Start

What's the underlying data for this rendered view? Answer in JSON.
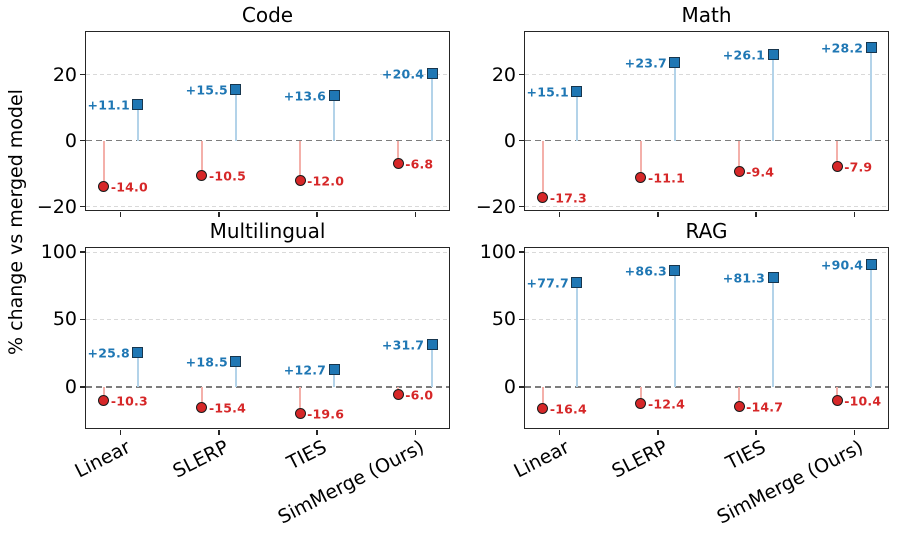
{
  "figure": {
    "ylabel": "% change vs merged model"
  },
  "style": {
    "positive_color": "#1f77b4",
    "positive_edge": "#17364e",
    "positive_stem": "#b3d3e9",
    "negative_color": "#d62728",
    "negative_edge": "#1a1a1a",
    "negative_stem": "#f4b0aa",
    "grid_color": "#d9d9d9",
    "zero_line_color": "#7d7d7d",
    "axis_color": "#262626"
  },
  "chart_data": [
    {
      "type": "stem",
      "title": "Code",
      "categories": [
        "Linear",
        "SLERP",
        "TIES",
        "SimMerge (Ours)"
      ],
      "ylim": [
        -21,
        33
      ],
      "yticks": [
        {
          "value": -20,
          "label": "−20"
        },
        {
          "value": 0,
          "label": "0"
        },
        {
          "value": 20,
          "label": "20"
        }
      ],
      "zero_line": true,
      "grid": "dashed-horizontal",
      "show_x_labels": false,
      "series": [
        {
          "name": "positive change",
          "marker": "square",
          "values": [
            11.1,
            15.5,
            13.6,
            20.4
          ],
          "labels": [
            "+11.1",
            "+15.5",
            "+13.6",
            "+20.4"
          ]
        },
        {
          "name": "negative change",
          "marker": "circle",
          "values": [
            -14.0,
            -10.5,
            -12.0,
            -6.8
          ],
          "labels": [
            "-14.0",
            "-10.5",
            "-12.0",
            "-6.8"
          ]
        }
      ]
    },
    {
      "type": "stem",
      "title": "Math",
      "categories": [
        "Linear",
        "SLERP",
        "TIES",
        "SimMerge (Ours)"
      ],
      "ylim": [
        -21,
        33
      ],
      "yticks": [
        {
          "value": -20,
          "label": "−20"
        },
        {
          "value": 0,
          "label": "0"
        },
        {
          "value": 20,
          "label": "20"
        }
      ],
      "zero_line": true,
      "grid": "dashed-horizontal",
      "show_x_labels": false,
      "series": [
        {
          "name": "positive change",
          "marker": "square",
          "values": [
            15.1,
            23.7,
            26.1,
            28.2
          ],
          "labels": [
            "+15.1",
            "+23.7",
            "+26.1",
            "+28.2"
          ]
        },
        {
          "name": "negative change",
          "marker": "circle",
          "values": [
            -17.3,
            -11.1,
            -9.4,
            -7.9
          ],
          "labels": [
            "-17.3",
            "-11.1",
            "-9.4",
            "-7.9"
          ]
        }
      ]
    },
    {
      "type": "stem",
      "title": "Multilingual",
      "categories": [
        "Linear",
        "SLERP",
        "TIES",
        "SimMerge (Ours)"
      ],
      "ylim": [
        -30.5,
        103
      ],
      "yticks": [
        {
          "value": 0,
          "label": "0"
        },
        {
          "value": 50,
          "label": "50"
        },
        {
          "value": 100,
          "label": "100"
        }
      ],
      "zero_line": true,
      "grid": "dashed-horizontal",
      "show_x_labels": true,
      "series": [
        {
          "name": "positive change",
          "marker": "square",
          "values": [
            25.8,
            18.5,
            12.7,
            31.7
          ],
          "labels": [
            "+25.8",
            "+18.5",
            "+12.7",
            "+31.7"
          ]
        },
        {
          "name": "negative change",
          "marker": "circle",
          "values": [
            -10.3,
            -15.4,
            -19.6,
            -6.0
          ],
          "labels": [
            "-10.3",
            "-15.4",
            "-19.6",
            "-6.0"
          ]
        }
      ]
    },
    {
      "type": "stem",
      "title": "RAG",
      "categories": [
        "Linear",
        "SLERP",
        "TIES",
        "SimMerge (Ours)"
      ],
      "ylim": [
        -30.5,
        103
      ],
      "yticks": [
        {
          "value": 0,
          "label": "0"
        },
        {
          "value": 50,
          "label": "50"
        },
        {
          "value": 100,
          "label": "100"
        }
      ],
      "zero_line": true,
      "grid": "dashed-horizontal",
      "show_x_labels": true,
      "series": [
        {
          "name": "positive change",
          "marker": "square",
          "values": [
            77.7,
            86.3,
            81.3,
            90.4
          ],
          "labels": [
            "+77.7",
            "+86.3",
            "+81.3",
            "+90.4"
          ]
        },
        {
          "name": "negative change",
          "marker": "circle",
          "values": [
            -16.4,
            -12.4,
            -14.7,
            -10.4
          ],
          "labels": [
            "-16.4",
            "-12.4",
            "-14.7",
            "-10.4"
          ]
        }
      ]
    }
  ]
}
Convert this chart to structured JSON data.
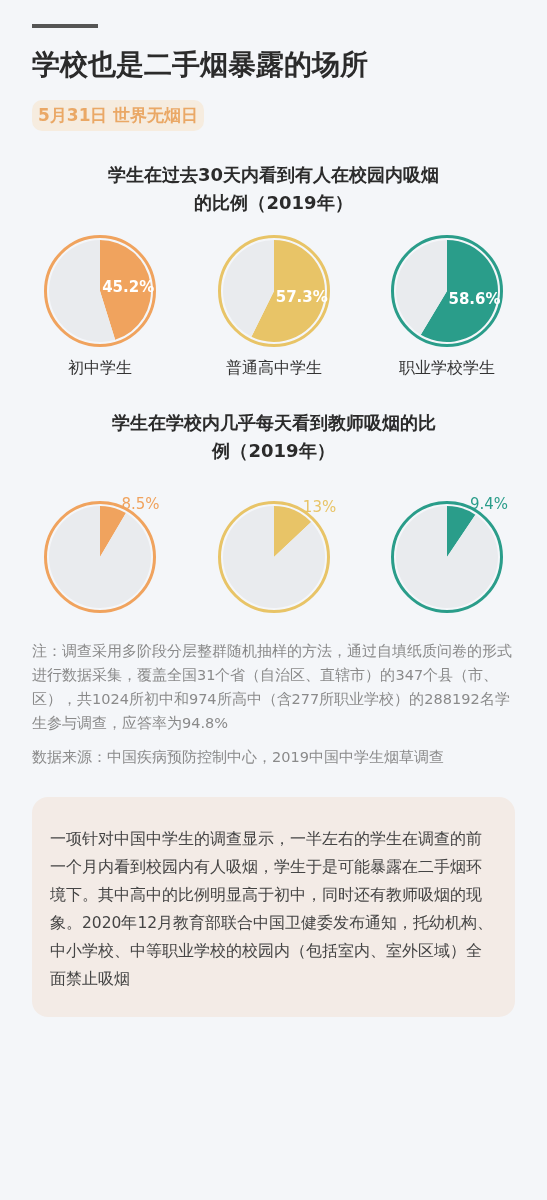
{
  "chart_data": [
    {
      "type": "other",
      "title": "学校也是二手烟暴露的场所",
      "subtitle": "5月31日 世界无烟日"
    },
    {
      "type": "pie",
      "title": "学生在过去30天内看到有人在校园内吸烟的比例（2019年）",
      "xlabel": "初中学生",
      "categories": [
        null,
        null
      ],
      "values": [
        45.2,
        54.8
      ],
      "colors": [
        "#f0a35e",
        "#e9ebee"
      ],
      "value_labels": [
        "45.2%",
        null
      ]
    },
    {
      "type": "pie",
      "xlabel": "普通高中学生",
      "categories": [
        null,
        null
      ],
      "values": [
        57.3,
        42.7
      ],
      "colors": [
        "#e8c467",
        "#e9ebee"
      ],
      "value_labels": [
        "57.3%",
        null
      ]
    },
    {
      "type": "pie",
      "xlabel": "职业学校学生",
      "categories": [
        null,
        null
      ],
      "values": [
        58.6,
        41.4
      ],
      "colors": [
        "#2a9d8a",
        "#e9ebee"
      ],
      "value_labels": [
        "58.6%",
        null
      ]
    },
    {
      "type": "pie",
      "title": "学生在学校内几乎每天看到教师吸烟的比例（2019年）",
      "categories": [
        null,
        null
      ],
      "values": [
        8.5,
        91.5
      ],
      "colors": [
        "#f0a35e",
        "#e9ebee"
      ],
      "value_labels": [
        "8.5%",
        null
      ]
    },
    {
      "type": "pie",
      "categories": [
        null,
        null
      ],
      "values": [
        13,
        87
      ],
      "colors": [
        "#e8c467",
        "#e9ebee"
      ],
      "value_labels": [
        "13%",
        null
      ]
    },
    {
      "type": "pie",
      "categories": [
        null,
        null
      ],
      "values": [
        9.4,
        90.6
      ],
      "colors": [
        "#2a9d8a",
        "#e9ebee"
      ],
      "value_labels": [
        "9.4%",
        null
      ]
    },
    {
      "type": "other",
      "annotations": [
        "注：调查采用多阶段分层整群随机抽样的方法，通过自填纸质问卷的形式进行数据采集，覆盖全国31个省（自治区、直辖市）的347个县（市、区），共1024所初中和974所高中（含277所职业学校）的288192名学生参与调查，应答率为94.8%",
        "数据来源：中国疾病预防控制中心，2019中国中学生烟草调查"
      ]
    },
    {
      "type": "other",
      "annotations": [
        "一项针对中国中学生的调查显示，一半左右的学生在调查的前一个月内看到校园内有人吸烟，学生于是可能暴露在二手烟环境下。其中高中的比例明显高于初中，同时还有教师吸烟的现象。2020年12月教育部联合中国卫健委发布通知，托幼机构、中小学校、中等职业学校的校园内（包括室内、室外区域）全面禁止吸烟"
      ]
    }
  ]
}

End

Your objective: Each entry above should be reproduced exactly, with the pictures removed.

Right answer:
What's the underlying data for this rendered view? Answer in JSON.
{
  "figure": {
    "ylabel": "% change vs merged model"
  },
  "style": {
    "positive_color": "#1f77b4",
    "positive_edge": "#17364e",
    "positive_stem": "#b3d3e9",
    "negative_color": "#d62728",
    "negative_edge": "#1a1a1a",
    "negative_stem": "#f4b0aa",
    "grid_color": "#d9d9d9",
    "zero_line_color": "#7d7d7d",
    "axis_color": "#262626"
  },
  "chart_data": [
    {
      "type": "stem",
      "title": "Code",
      "categories": [
        "Linear",
        "SLERP",
        "TIES",
        "SimMerge (Ours)"
      ],
      "ylim": [
        -21,
        33
      ],
      "yticks": [
        {
          "value": -20,
          "label": "−20"
        },
        {
          "value": 0,
          "label": "0"
        },
        {
          "value": 20,
          "label": "20"
        }
      ],
      "zero_line": true,
      "grid": "dashed-horizontal",
      "show_x_labels": false,
      "series": [
        {
          "name": "positive change",
          "marker": "square",
          "values": [
            11.1,
            15.5,
            13.6,
            20.4
          ],
          "labels": [
            "+11.1",
            "+15.5",
            "+13.6",
            "+20.4"
          ]
        },
        {
          "name": "negative change",
          "marker": "circle",
          "values": [
            -14.0,
            -10.5,
            -12.0,
            -6.8
          ],
          "labels": [
            "-14.0",
            "-10.5",
            "-12.0",
            "-6.8"
          ]
        }
      ]
    },
    {
      "type": "stem",
      "title": "Math",
      "categories": [
        "Linear",
        "SLERP",
        "TIES",
        "SimMerge (Ours)"
      ],
      "ylim": [
        -21,
        33
      ],
      "yticks": [
        {
          "value": -20,
          "label": "−20"
        },
        {
          "value": 0,
          "label": "0"
        },
        {
          "value": 20,
          "label": "20"
        }
      ],
      "zero_line": true,
      "grid": "dashed-horizontal",
      "show_x_labels": false,
      "series": [
        {
          "name": "positive change",
          "marker": "square",
          "values": [
            15.1,
            23.7,
            26.1,
            28.2
          ],
          "labels": [
            "+15.1",
            "+23.7",
            "+26.1",
            "+28.2"
          ]
        },
        {
          "name": "negative change",
          "marker": "circle",
          "values": [
            -17.3,
            -11.1,
            -9.4,
            -7.9
          ],
          "labels": [
            "-17.3",
            "-11.1",
            "-9.4",
            "-7.9"
          ]
        }
      ]
    },
    {
      "type": "stem",
      "title": "Multilingual",
      "categories": [
        "Linear",
        "SLERP",
        "TIES",
        "SimMerge (Ours)"
      ],
      "ylim": [
        -30.5,
        103
      ],
      "yticks": [
        {
          "value": 0,
          "label": "0"
        },
        {
          "value": 50,
          "label": "50"
        },
        {
          "value": 100,
          "label": "100"
        }
      ],
      "zero_line": true,
      "grid": "dashed-horizontal",
      "show_x_labels": true,
      "series": [
        {
          "name": "positive change",
          "marker": "square",
          "values": [
            25.8,
            18.5,
            12.7,
            31.7
          ],
          "labels": [
            "+25.8",
            "+18.5",
            "+12.7",
            "+31.7"
          ]
        },
        {
          "name": "negative change",
          "marker": "circle",
          "values": [
            -10.3,
            -15.4,
            -19.6,
            -6.0
          ],
          "labels": [
            "-10.3",
            "-15.4",
            "-19.6",
            "-6.0"
          ]
        }
      ]
    },
    {
      "type": "stem",
      "title": "RAG",
      "categories": [
        "Linear",
        "SLERP",
        "TIES",
        "SimMerge (Ours)"
      ],
      "ylim": [
        -30.5,
        103
      ],
      "yticks": [
        {
          "value": 0,
          "label": "0"
        },
        {
          "value": 50,
          "label": "50"
        },
        {
          "value": 100,
          "label": "100"
        }
      ],
      "zero_line": true,
      "grid": "dashed-horizontal",
      "show_x_labels": true,
      "series": [
        {
          "name": "positive change",
          "marker": "square",
          "values": [
            77.7,
            86.3,
            81.3,
            90.4
          ],
          "labels": [
            "+77.7",
            "+86.3",
            "+81.3",
            "+90.4"
          ]
        },
        {
          "name": "negative change",
          "marker": "circle",
          "values": [
            -16.4,
            -12.4,
            -14.7,
            -10.4
          ],
          "labels": [
            "-16.4",
            "-12.4",
            "-14.7",
            "-10.4"
          ]
        }
      ]
    }
  ]
}
Convert this chart to structured JSON data.
{
  "chart_data": [
    {
      "type": "other",
      "title": "学校也是二手烟暴露的场所",
      "subtitle": "5月31日 世界无烟日"
    },
    {
      "type": "pie",
      "title": "学生在过去30天内看到有人在校园内吸烟的比例（2019年）",
      "xlabel": "初中学生",
      "categories": [
        null,
        null
      ],
      "values": [
        45.2,
        54.8
      ],
      "colors": [
        "#f0a35e",
        "#e9ebee"
      ],
      "value_labels": [
        "45.2%",
        null
      ]
    },
    {
      "type": "pie",
      "xlabel": "普通高中学生",
      "categories": [
        null,
        null
      ],
      "values": [
        57.3,
        42.7
      ],
      "colors": [
        "#e8c467",
        "#e9ebee"
      ],
      "value_labels": [
        "57.3%",
        null
      ]
    },
    {
      "type": "pie",
      "xlabel": "职业学校学生",
      "categories": [
        null,
        null
      ],
      "values": [
        58.6,
        41.4
      ],
      "colors": [
        "#2a9d8a",
        "#e9ebee"
      ],
      "value_labels": [
        "58.6%",
        null
      ]
    },
    {
      "type": "pie",
      "title": "学生在学校内几乎每天看到教师吸烟的比例（2019年）",
      "categories": [
        null,
        null
      ],
      "values": [
        8.5,
        91.5
      ],
      "colors": [
        "#f0a35e",
        "#e9ebee"
      ],
      "value_labels": [
        "8.5%",
        null
      ]
    },
    {
      "type": "pie",
      "categories": [
        null,
        null
      ],
      "values": [
        13,
        87
      ],
      "colors": [
        "#e8c467",
        "#e9ebee"
      ],
      "value_labels": [
        "13%",
        null
      ]
    },
    {
      "type": "pie",
      "categories": [
        null,
        null
      ],
      "values": [
        9.4,
        90.6
      ],
      "colors": [
        "#2a9d8a",
        "#e9ebee"
      ],
      "value_labels": [
        "9.4%",
        null
      ]
    },
    {
      "type": "other",
      "annotations": [
        "注：调查采用多阶段分层整群随机抽样的方法，通过自填纸质问卷的形式进行数据采集，覆盖全国31个省（自治区、直辖市）的347个县（市、区），共1024所初中和974所高中（含277所职业学校）的288192名学生参与调查，应答率为94.8%",
        "数据来源：中国疾病预防控制中心，2019中国中学生烟草调查"
      ]
    },
    {
      "type": "other",
      "annotations": [
        "一项针对中国中学生的调查显示，一半左右的学生在调查的前一个月内看到校园内有人吸烟，学生于是可能暴露在二手烟环境下。其中高中的比例明显高于初中，同时还有教师吸烟的现象。2020年12月教育部联合中国卫健委发布通知，托幼机构、中小学校、中等职业学校的校园内（包括室内、室外区域）全面禁止吸烟"
      ]
    }
  ]
}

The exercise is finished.